━━━━━ Input for this task

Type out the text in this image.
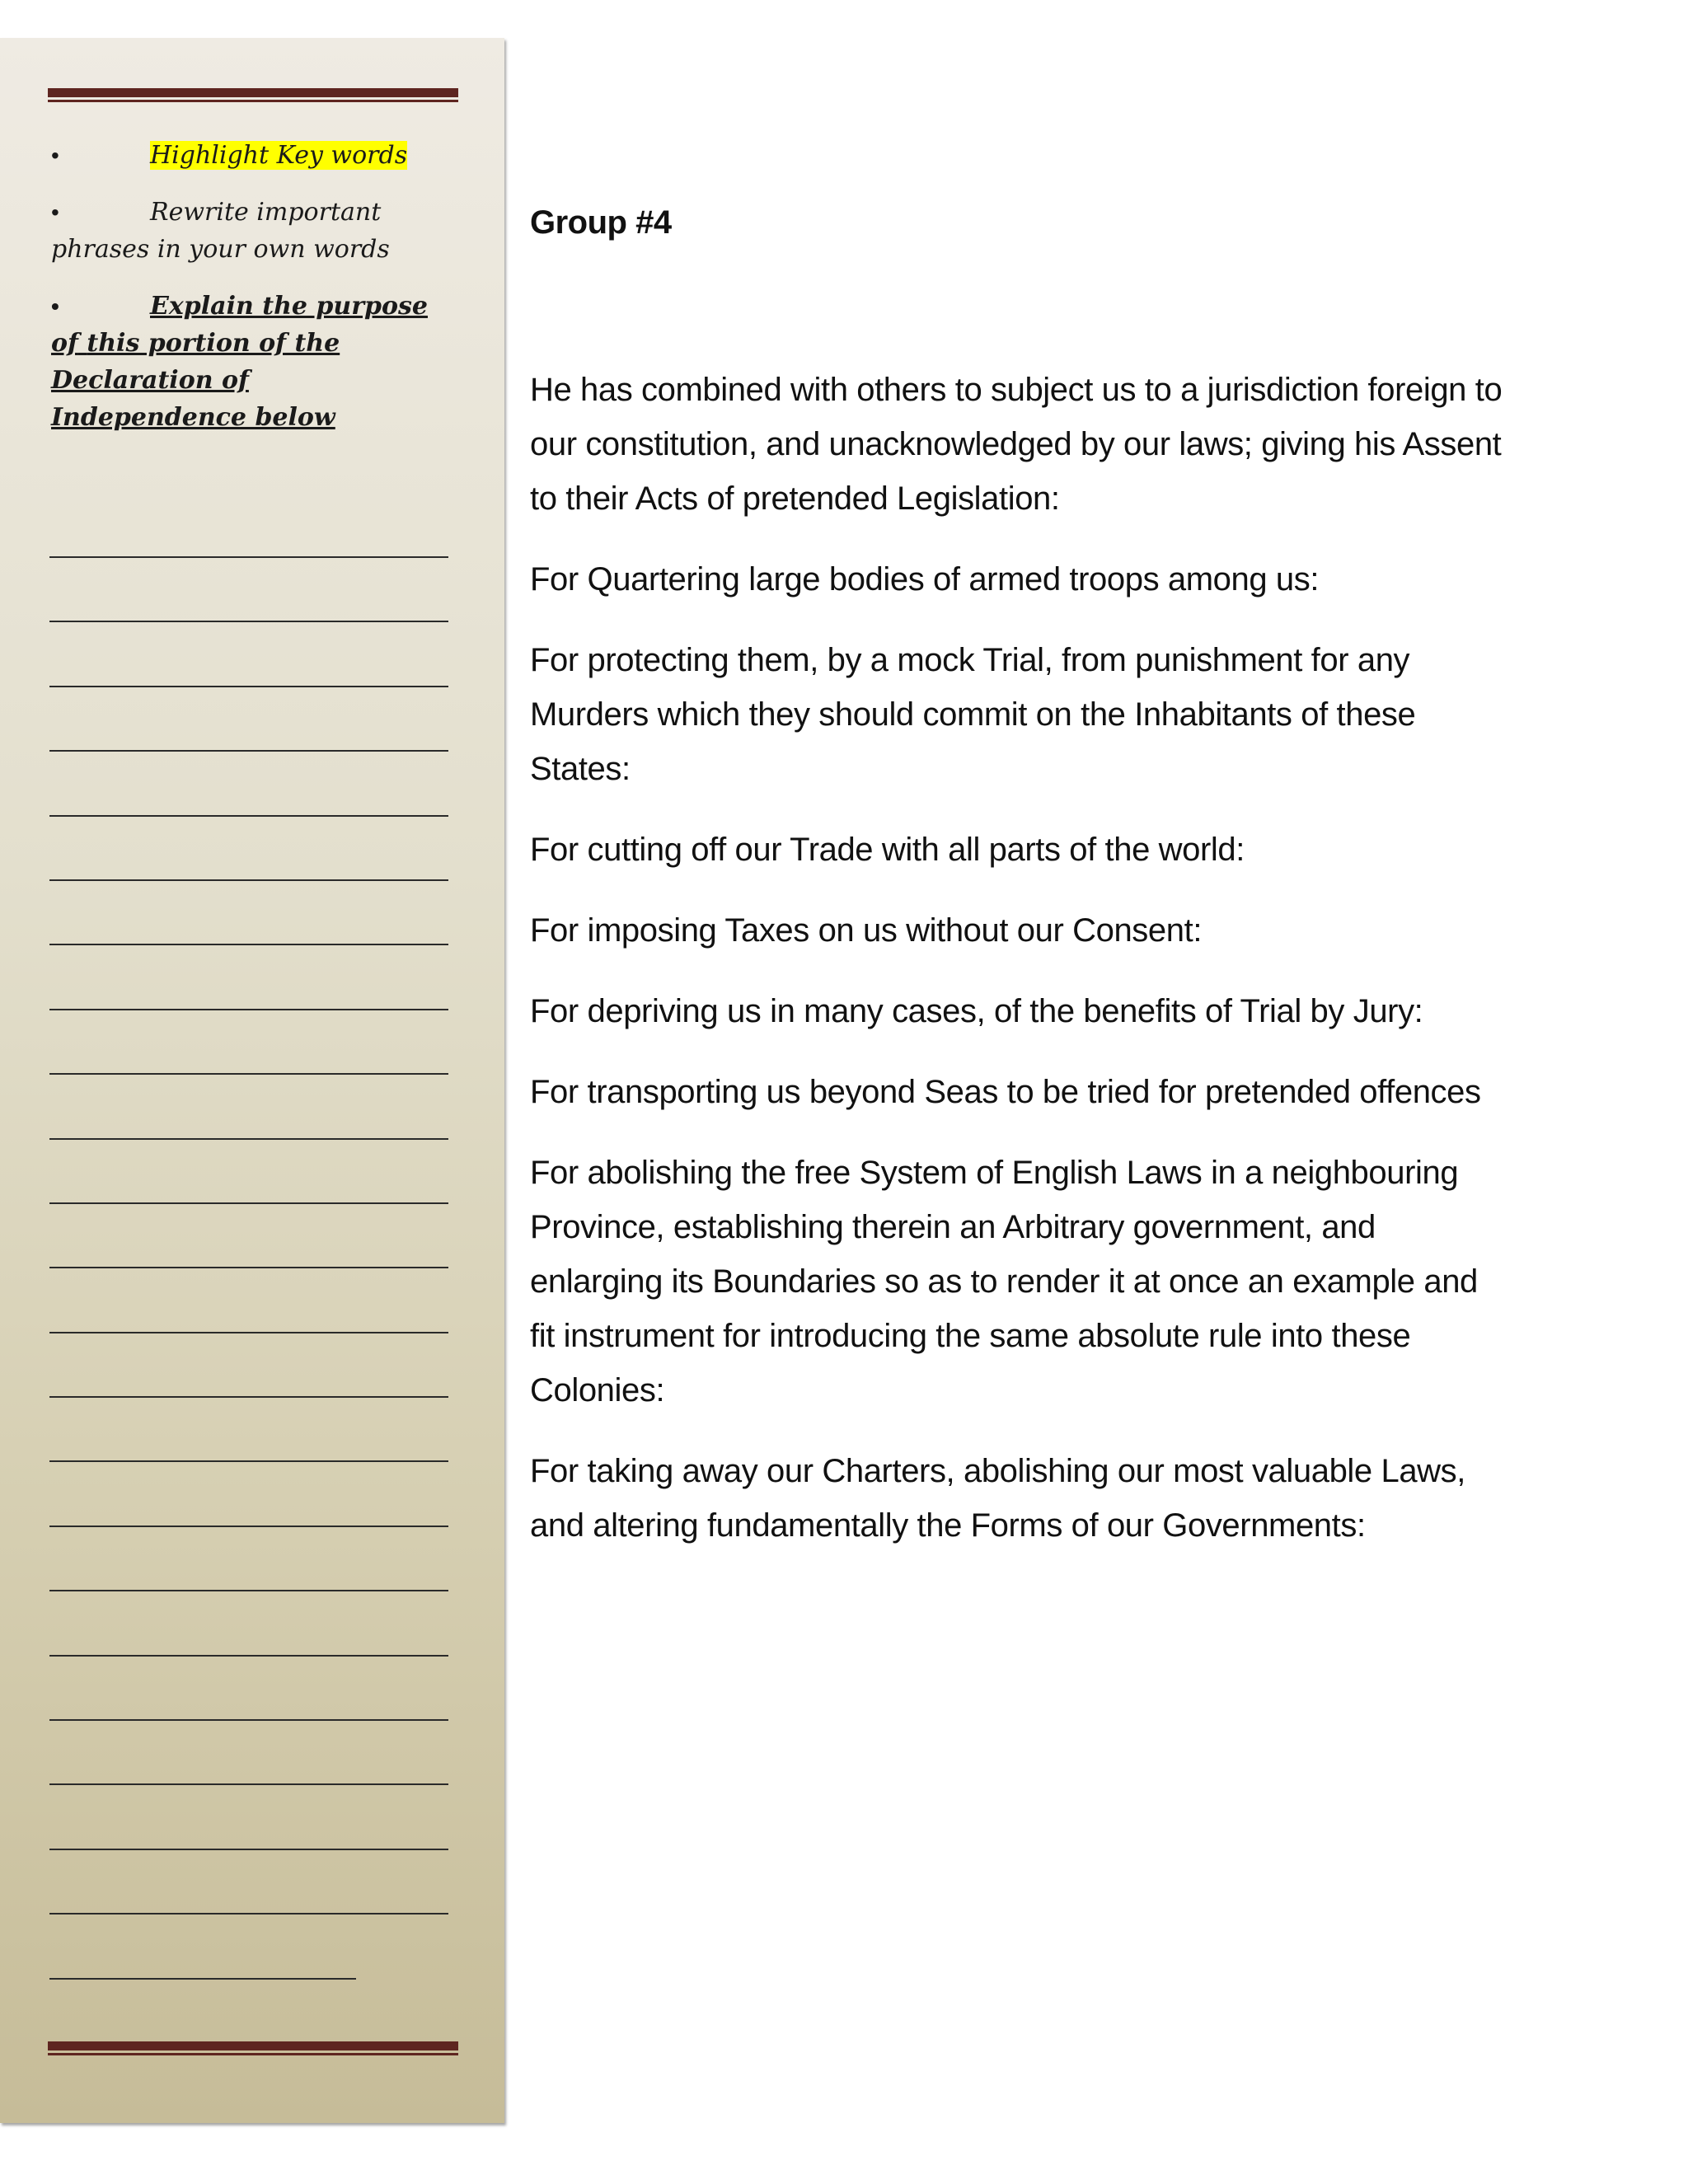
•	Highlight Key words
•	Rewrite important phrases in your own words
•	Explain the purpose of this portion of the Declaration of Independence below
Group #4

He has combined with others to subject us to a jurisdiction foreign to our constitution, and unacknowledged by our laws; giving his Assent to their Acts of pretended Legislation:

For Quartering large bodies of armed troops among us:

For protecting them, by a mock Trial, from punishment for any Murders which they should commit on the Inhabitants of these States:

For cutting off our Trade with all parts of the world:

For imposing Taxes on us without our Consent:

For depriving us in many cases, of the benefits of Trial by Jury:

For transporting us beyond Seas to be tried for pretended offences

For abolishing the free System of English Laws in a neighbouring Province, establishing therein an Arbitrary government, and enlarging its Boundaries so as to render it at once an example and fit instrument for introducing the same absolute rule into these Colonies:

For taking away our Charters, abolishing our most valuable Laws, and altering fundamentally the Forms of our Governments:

━━━━━━━━━━
━━━━━ Input for this task

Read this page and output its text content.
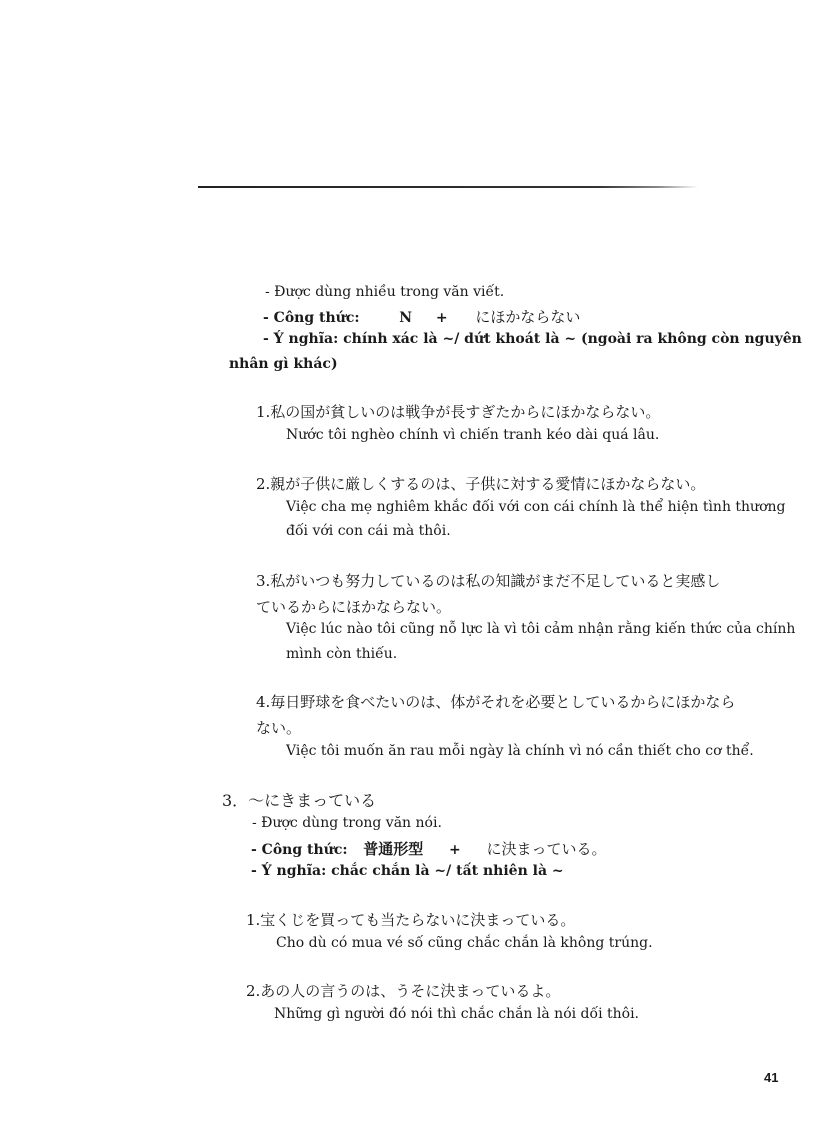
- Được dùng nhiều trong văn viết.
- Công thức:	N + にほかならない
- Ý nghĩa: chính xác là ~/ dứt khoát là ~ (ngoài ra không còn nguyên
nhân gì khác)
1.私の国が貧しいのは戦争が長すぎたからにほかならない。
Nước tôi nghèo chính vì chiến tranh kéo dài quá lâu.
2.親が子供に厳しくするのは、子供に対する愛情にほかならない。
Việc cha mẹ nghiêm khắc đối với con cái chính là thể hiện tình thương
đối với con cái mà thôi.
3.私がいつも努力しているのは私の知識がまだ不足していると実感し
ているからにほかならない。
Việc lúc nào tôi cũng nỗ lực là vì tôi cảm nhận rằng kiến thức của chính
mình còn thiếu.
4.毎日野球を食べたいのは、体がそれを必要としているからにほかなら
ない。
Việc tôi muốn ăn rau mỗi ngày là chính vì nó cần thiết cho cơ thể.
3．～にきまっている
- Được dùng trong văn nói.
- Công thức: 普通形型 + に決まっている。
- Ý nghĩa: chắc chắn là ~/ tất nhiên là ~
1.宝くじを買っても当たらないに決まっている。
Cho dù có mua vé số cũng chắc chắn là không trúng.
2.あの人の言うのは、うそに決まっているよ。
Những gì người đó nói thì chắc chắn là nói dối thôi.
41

━━━━━━━━━━
━━━━━ Input for this task

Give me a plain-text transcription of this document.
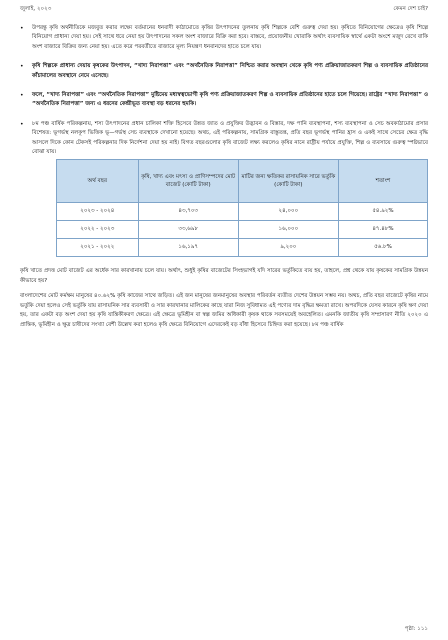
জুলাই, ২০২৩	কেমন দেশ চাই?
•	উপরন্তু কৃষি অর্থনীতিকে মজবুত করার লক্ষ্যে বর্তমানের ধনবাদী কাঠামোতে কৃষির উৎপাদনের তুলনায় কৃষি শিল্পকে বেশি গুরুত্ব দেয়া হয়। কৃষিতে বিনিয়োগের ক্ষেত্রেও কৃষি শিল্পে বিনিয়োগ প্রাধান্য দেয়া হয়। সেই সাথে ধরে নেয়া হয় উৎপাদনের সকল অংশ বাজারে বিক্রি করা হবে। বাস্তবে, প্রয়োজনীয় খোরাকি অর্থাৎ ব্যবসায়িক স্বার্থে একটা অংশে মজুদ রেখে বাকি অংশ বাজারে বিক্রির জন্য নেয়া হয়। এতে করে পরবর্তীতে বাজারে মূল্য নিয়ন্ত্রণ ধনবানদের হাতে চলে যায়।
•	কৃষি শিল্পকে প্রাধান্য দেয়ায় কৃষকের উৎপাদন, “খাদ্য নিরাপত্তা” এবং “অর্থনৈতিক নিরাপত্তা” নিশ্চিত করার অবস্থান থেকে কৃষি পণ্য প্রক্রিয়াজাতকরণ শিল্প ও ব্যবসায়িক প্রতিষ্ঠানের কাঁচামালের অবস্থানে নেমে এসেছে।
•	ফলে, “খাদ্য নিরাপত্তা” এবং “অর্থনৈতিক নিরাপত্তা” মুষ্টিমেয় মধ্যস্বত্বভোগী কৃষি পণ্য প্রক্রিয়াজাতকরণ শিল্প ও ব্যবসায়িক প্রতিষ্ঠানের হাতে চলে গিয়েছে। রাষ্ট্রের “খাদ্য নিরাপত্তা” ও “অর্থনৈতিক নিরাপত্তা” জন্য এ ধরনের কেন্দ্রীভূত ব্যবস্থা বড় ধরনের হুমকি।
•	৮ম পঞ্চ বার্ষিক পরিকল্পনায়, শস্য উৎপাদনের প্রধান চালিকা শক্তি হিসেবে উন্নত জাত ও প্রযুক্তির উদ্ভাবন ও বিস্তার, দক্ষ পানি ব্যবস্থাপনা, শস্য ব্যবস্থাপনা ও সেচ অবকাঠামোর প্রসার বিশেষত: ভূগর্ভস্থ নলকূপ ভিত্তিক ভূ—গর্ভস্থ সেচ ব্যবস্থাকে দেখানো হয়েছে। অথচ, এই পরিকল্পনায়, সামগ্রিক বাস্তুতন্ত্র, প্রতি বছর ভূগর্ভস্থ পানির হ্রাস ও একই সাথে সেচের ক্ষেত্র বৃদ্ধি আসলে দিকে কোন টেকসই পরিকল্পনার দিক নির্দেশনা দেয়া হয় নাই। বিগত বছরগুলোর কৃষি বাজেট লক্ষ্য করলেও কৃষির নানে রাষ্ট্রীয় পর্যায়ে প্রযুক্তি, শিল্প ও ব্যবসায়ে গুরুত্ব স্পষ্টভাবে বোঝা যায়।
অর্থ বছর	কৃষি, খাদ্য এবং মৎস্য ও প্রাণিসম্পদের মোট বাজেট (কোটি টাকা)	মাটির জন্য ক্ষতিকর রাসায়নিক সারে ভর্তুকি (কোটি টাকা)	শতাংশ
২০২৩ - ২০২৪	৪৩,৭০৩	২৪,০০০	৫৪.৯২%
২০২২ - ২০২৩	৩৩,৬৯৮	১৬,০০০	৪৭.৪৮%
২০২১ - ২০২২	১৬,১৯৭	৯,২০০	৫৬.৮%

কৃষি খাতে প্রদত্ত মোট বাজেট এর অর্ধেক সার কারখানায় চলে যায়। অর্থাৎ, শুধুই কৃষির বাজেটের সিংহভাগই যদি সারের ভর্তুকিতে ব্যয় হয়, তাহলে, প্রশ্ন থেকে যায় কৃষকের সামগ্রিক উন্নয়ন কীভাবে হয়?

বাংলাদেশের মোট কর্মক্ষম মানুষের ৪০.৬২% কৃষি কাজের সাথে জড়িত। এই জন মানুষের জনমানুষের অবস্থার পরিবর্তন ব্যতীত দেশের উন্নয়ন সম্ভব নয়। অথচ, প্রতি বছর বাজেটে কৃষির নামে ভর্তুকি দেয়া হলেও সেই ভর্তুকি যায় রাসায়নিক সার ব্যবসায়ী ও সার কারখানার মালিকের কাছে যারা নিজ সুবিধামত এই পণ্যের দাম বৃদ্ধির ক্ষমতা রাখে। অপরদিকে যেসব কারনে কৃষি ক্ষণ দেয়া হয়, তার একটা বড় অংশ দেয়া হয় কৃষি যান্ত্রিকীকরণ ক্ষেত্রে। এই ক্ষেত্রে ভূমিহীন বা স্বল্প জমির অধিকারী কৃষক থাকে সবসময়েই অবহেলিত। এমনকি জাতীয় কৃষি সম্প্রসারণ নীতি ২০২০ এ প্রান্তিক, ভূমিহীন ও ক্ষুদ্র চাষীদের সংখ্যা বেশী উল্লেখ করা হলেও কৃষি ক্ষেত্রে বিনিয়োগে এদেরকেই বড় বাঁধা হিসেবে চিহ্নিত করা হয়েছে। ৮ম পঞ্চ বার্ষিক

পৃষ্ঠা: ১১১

━━━━━━━━━━

Exercise
Pick out the lines that include the word "text" and write them out.

Output for this task
Type out the text in this image.
Read this page and output its text content.
Give me a plain-text transcription of this document.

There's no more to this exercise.